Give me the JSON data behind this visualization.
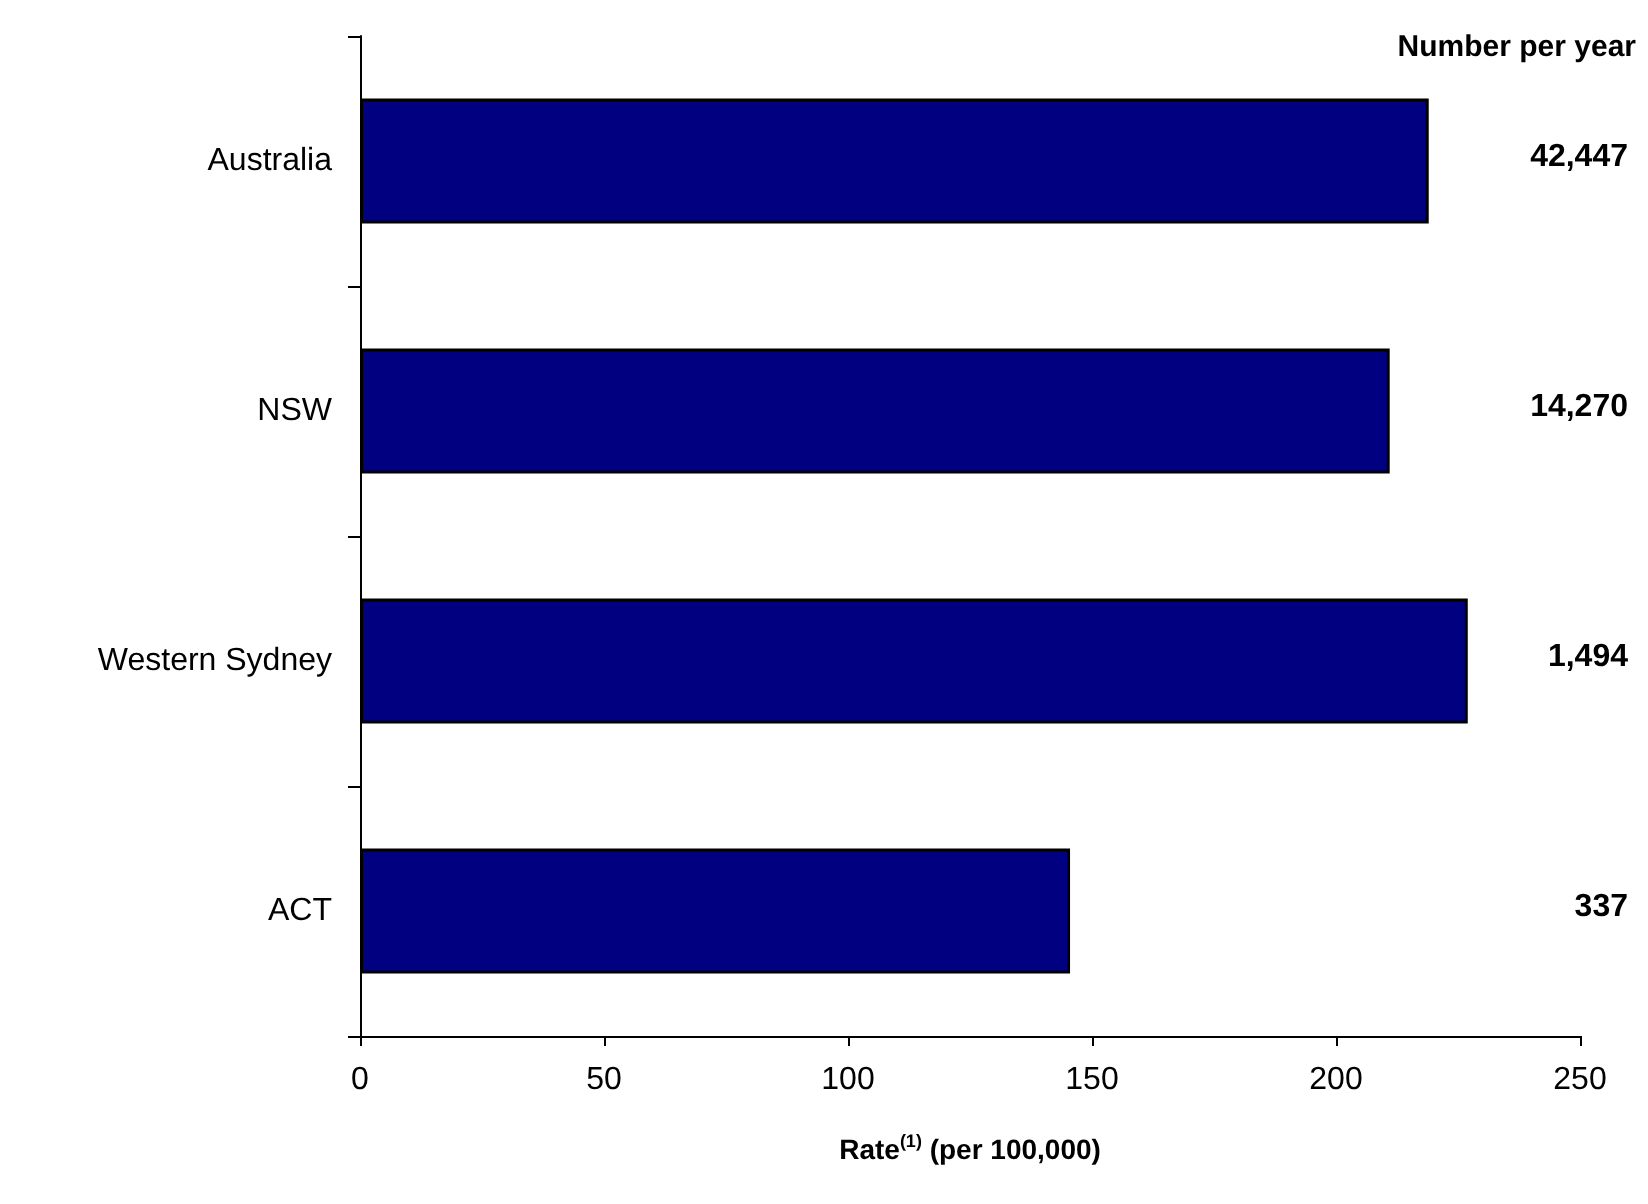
{
  "chart_data": {
    "type": "bar",
    "orientation": "horizontal",
    "categories": [
      "Australia",
      "NSW",
      "Western Sydney",
      "ACT"
    ],
    "values": [
      219,
      211,
      227,
      145.5
    ],
    "color": "#000080",
    "xlim": [
      0,
      250
    ],
    "xticks": [
      0,
      50,
      100,
      150,
      200,
      250
    ],
    "xlabel": "Rate$^{(1)}$ (per 100,000)",
    "grid": false,
    "annotations": [
      "Number per year",
      "42,447",
      "14,270",
      "1,494",
      "337"
    ]
  }
}
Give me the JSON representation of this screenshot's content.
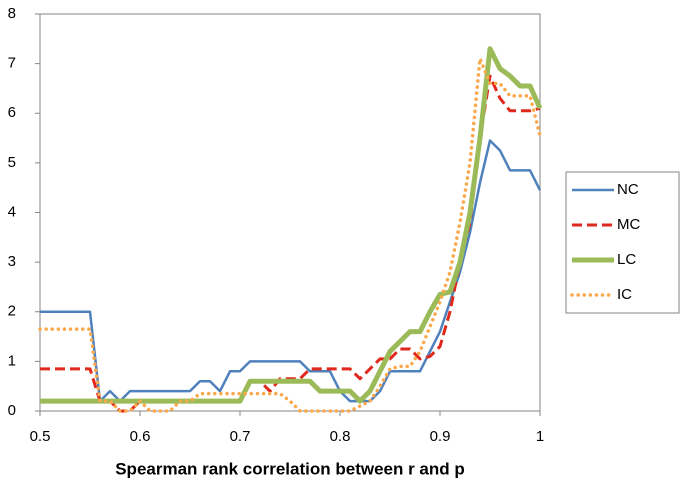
{
  "chart_data": {
    "type": "line",
    "x_label": "Spearman rank correlation between r and p",
    "x": [
      0.5,
      0.51,
      0.52,
      0.53,
      0.54,
      0.55,
      0.56,
      0.57,
      0.58,
      0.59,
      0.6,
      0.61,
      0.62,
      0.63,
      0.64,
      0.65,
      0.66,
      0.67,
      0.68,
      0.69,
      0.7,
      0.71,
      0.72,
      0.73,
      0.74,
      0.75,
      0.76,
      0.77,
      0.78,
      0.79,
      0.8,
      0.81,
      0.82,
      0.83,
      0.84,
      0.85,
      0.86,
      0.87,
      0.88,
      0.89,
      0.9,
      0.91,
      0.92,
      0.93,
      0.94,
      0.95,
      0.96,
      0.97,
      0.98,
      0.99,
      1
    ],
    "series": [
      {
        "name": "NC",
        "color": "#4f81bd",
        "style": "solid",
        "line_width": 2.5,
        "values": [
          2,
          2,
          2,
          2,
          2,
          2,
          0.2,
          0.4,
          0.2,
          0.4,
          0.4,
          0.4,
          0.4,
          0.4,
          0.4,
          0.4,
          0.6,
          0.6,
          0.4,
          0.8,
          0.8,
          1,
          1,
          1,
          1,
          1,
          1,
          0.8,
          0.8,
          0.8,
          0.4,
          0.2,
          0.2,
          0.2,
          0.4,
          0.8,
          0.8,
          0.8,
          0.8,
          1.2,
          1.6,
          2.2,
          2.8,
          3.6,
          4.6,
          5.45,
          5.25,
          4.85,
          4.85,
          4.85,
          4.45
        ]
      },
      {
        "name": "MC",
        "color": "#e0281c",
        "style": "dashed",
        "line_width": 3,
        "values": [
          0.85,
          0.85,
          0.85,
          0.85,
          0.85,
          0.85,
          0.2,
          0.2,
          0,
          0,
          0.2,
          0.2,
          0.2,
          0.2,
          0.2,
          0.2,
          0.2,
          0.2,
          0.2,
          0.2,
          0.2,
          0.6,
          0.6,
          0.4,
          0.65,
          0.65,
          0.65,
          0.85,
          0.85,
          0.85,
          0.85,
          0.85,
          0.65,
          0.85,
          1.05,
          1.05,
          1.25,
          1.25,
          1.05,
          1.1,
          1.3,
          2,
          3,
          3.8,
          5.5,
          6.75,
          6.3,
          6.05,
          6.05,
          6.05,
          6.1
        ]
      },
      {
        "name": "LC",
        "color": "#9bbb59",
        "style": "solid",
        "line_width": 5,
        "values": [
          0.2,
          0.2,
          0.2,
          0.2,
          0.2,
          0.2,
          0.2,
          0.2,
          0.2,
          0.2,
          0.2,
          0.2,
          0.2,
          0.2,
          0.2,
          0.2,
          0.2,
          0.2,
          0.2,
          0.2,
          0.2,
          0.6,
          0.6,
          0.6,
          0.6,
          0.6,
          0.6,
          0.6,
          0.4,
          0.4,
          0.4,
          0.4,
          0.2,
          0.4,
          0.8,
          1.2,
          1.4,
          1.6,
          1.6,
          2,
          2.35,
          2.4,
          3,
          4,
          5.5,
          7.3,
          6.9,
          6.75,
          6.55,
          6.55,
          6.1
        ]
      },
      {
        "name": "IC",
        "color": "#f9a94b",
        "style": "dotted",
        "line_width": 3.5,
        "values": [
          1.65,
          1.65,
          1.65,
          1.65,
          1.65,
          1.65,
          0.2,
          0.2,
          0,
          0,
          0.2,
          0,
          0,
          0,
          0.2,
          0.2,
          0.35,
          0.35,
          0.35,
          0.35,
          0.35,
          0.35,
          0.35,
          0.35,
          0.35,
          0.2,
          0,
          0,
          0,
          0,
          0,
          0,
          0.1,
          0.2,
          0.5,
          0.85,
          0.9,
          0.9,
          1.2,
          1.7,
          2.2,
          2.8,
          3.8,
          5,
          7.1,
          6.6,
          6.6,
          6.35,
          6.35,
          6.35,
          5.55
        ]
      }
    ],
    "xlim": [
      0.5,
      1
    ],
    "xticks": [
      0.5,
      0.6,
      0.7,
      0.8,
      0.9,
      1
    ],
    "ylim": [
      0,
      8
    ],
    "yticks": [
      0,
      1,
      2,
      3,
      4,
      5,
      6,
      7,
      8
    ],
    "legend": "right"
  }
}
- - - -
The records above are to be restated exactly, without their pictures.

• _Result_:
Give me the JSON data behind this visualization.
{
  "chart_data": {
    "type": "bar",
    "orientation": "horizontal",
    "categories": [
      "Australia",
      "NSW",
      "Western Sydney",
      "ACT"
    ],
    "values": [
      219,
      211,
      227,
      145.5
    ],
    "color": "#000080",
    "xlim": [
      0,
      250
    ],
    "xticks": [
      0,
      50,
      100,
      150,
      200,
      250
    ],
    "xlabel": "Rate$^{(1)}$ (per 100,000)",
    "grid": false,
    "annotations": [
      "Number per year",
      "42,447",
      "14,270",
      "1,494",
      "337"
    ]
  }
}
Give me the JSON representation of this screenshot's content.
{
  "chart_data": {
    "type": "line",
    "x_label": "Spearman rank correlation between r and p",
    "x": [
      0.5,
      0.51,
      0.52,
      0.53,
      0.54,
      0.55,
      0.56,
      0.57,
      0.58,
      0.59,
      0.6,
      0.61,
      0.62,
      0.63,
      0.64,
      0.65,
      0.66,
      0.67,
      0.68,
      0.69,
      0.7,
      0.71,
      0.72,
      0.73,
      0.74,
      0.75,
      0.76,
      0.77,
      0.78,
      0.79,
      0.8,
      0.81,
      0.82,
      0.83,
      0.84,
      0.85,
      0.86,
      0.87,
      0.88,
      0.89,
      0.9,
      0.91,
      0.92,
      0.93,
      0.94,
      0.95,
      0.96,
      0.97,
      0.98,
      0.99,
      1
    ],
    "series": [
      {
        "name": "NC",
        "color": "#4f81bd",
        "style": "solid",
        "line_width": 2.5,
        "values": [
          2,
          2,
          2,
          2,
          2,
          2,
          0.2,
          0.4,
          0.2,
          0.4,
          0.4,
          0.4,
          0.4,
          0.4,
          0.4,
          0.4,
          0.6,
          0.6,
          0.4,
          0.8,
          0.8,
          1,
          1,
          1,
          1,
          1,
          1,
          0.8,
          0.8,
          0.8,
          0.4,
          0.2,
          0.2,
          0.2,
          0.4,
          0.8,
          0.8,
          0.8,
          0.8,
          1.2,
          1.6,
          2.2,
          2.8,
          3.6,
          4.6,
          5.45,
          5.25,
          4.85,
          4.85,
          4.85,
          4.45
        ]
      },
      {
        "name": "MC",
        "color": "#e0281c",
        "style": "dashed",
        "line_width": 3,
        "values": [
          0.85,
          0.85,
          0.85,
          0.85,
          0.85,
          0.85,
          0.2,
          0.2,
          0,
          0,
          0.2,
          0.2,
          0.2,
          0.2,
          0.2,
          0.2,
          0.2,
          0.2,
          0.2,
          0.2,
          0.2,
          0.6,
          0.6,
          0.4,
          0.65,
          0.65,
          0.65,
          0.85,
          0.85,
          0.85,
          0.85,
          0.85,
          0.65,
          0.85,
          1.05,
          1.05,
          1.25,
          1.25,
          1.05,
          1.1,
          1.3,
          2,
          3,
          3.8,
          5.5,
          6.75,
          6.3,
          6.05,
          6.05,
          6.05,
          6.1
        ]
      },
      {
        "name": "LC",
        "color": "#9bbb59",
        "style": "solid",
        "line_width": 5,
        "values": [
          0.2,
          0.2,
          0.2,
          0.2,
          0.2,
          0.2,
          0.2,
          0.2,
          0.2,
          0.2,
          0.2,
          0.2,
          0.2,
          0.2,
          0.2,
          0.2,
          0.2,
          0.2,
          0.2,
          0.2,
          0.2,
          0.6,
          0.6,
          0.6,
          0.6,
          0.6,
          0.6,
          0.6,
          0.4,
          0.4,
          0.4,
          0.4,
          0.2,
          0.4,
          0.8,
          1.2,
          1.4,
          1.6,
          1.6,
          2,
          2.35,
          2.4,
          3,
          4,
          5.5,
          7.3,
          6.9,
          6.75,
          6.55,
          6.55,
          6.1
        ]
      },
      {
        "name": "IC",
        "color": "#f9a94b",
        "style": "dotted",
        "line_width": 3.5,
        "values": [
          1.65,
          1.65,
          1.65,
          1.65,
          1.65,
          1.65,
          0.2,
          0.2,
          0,
          0,
          0.2,
          0,
          0,
          0,
          0.2,
          0.2,
          0.35,
          0.35,
          0.35,
          0.35,
          0.35,
          0.35,
          0.35,
          0.35,
          0.35,
          0.2,
          0,
          0,
          0,
          0,
          0,
          0,
          0.1,
          0.2,
          0.5,
          0.85,
          0.9,
          0.9,
          1.2,
          1.7,
          2.2,
          2.8,
          3.8,
          5,
          7.1,
          6.6,
          6.6,
          6.35,
          6.35,
          6.35,
          5.55
        ]
      }
    ],
    "xlim": [
      0.5,
      1
    ],
    "xticks": [
      0.5,
      0.6,
      0.7,
      0.8,
      0.9,
      1
    ],
    "ylim": [
      0,
      8
    ],
    "yticks": [
      0,
      1,
      2,
      3,
      4,
      5,
      6,
      7,
      8
    ],
    "legend": "right"
  }
}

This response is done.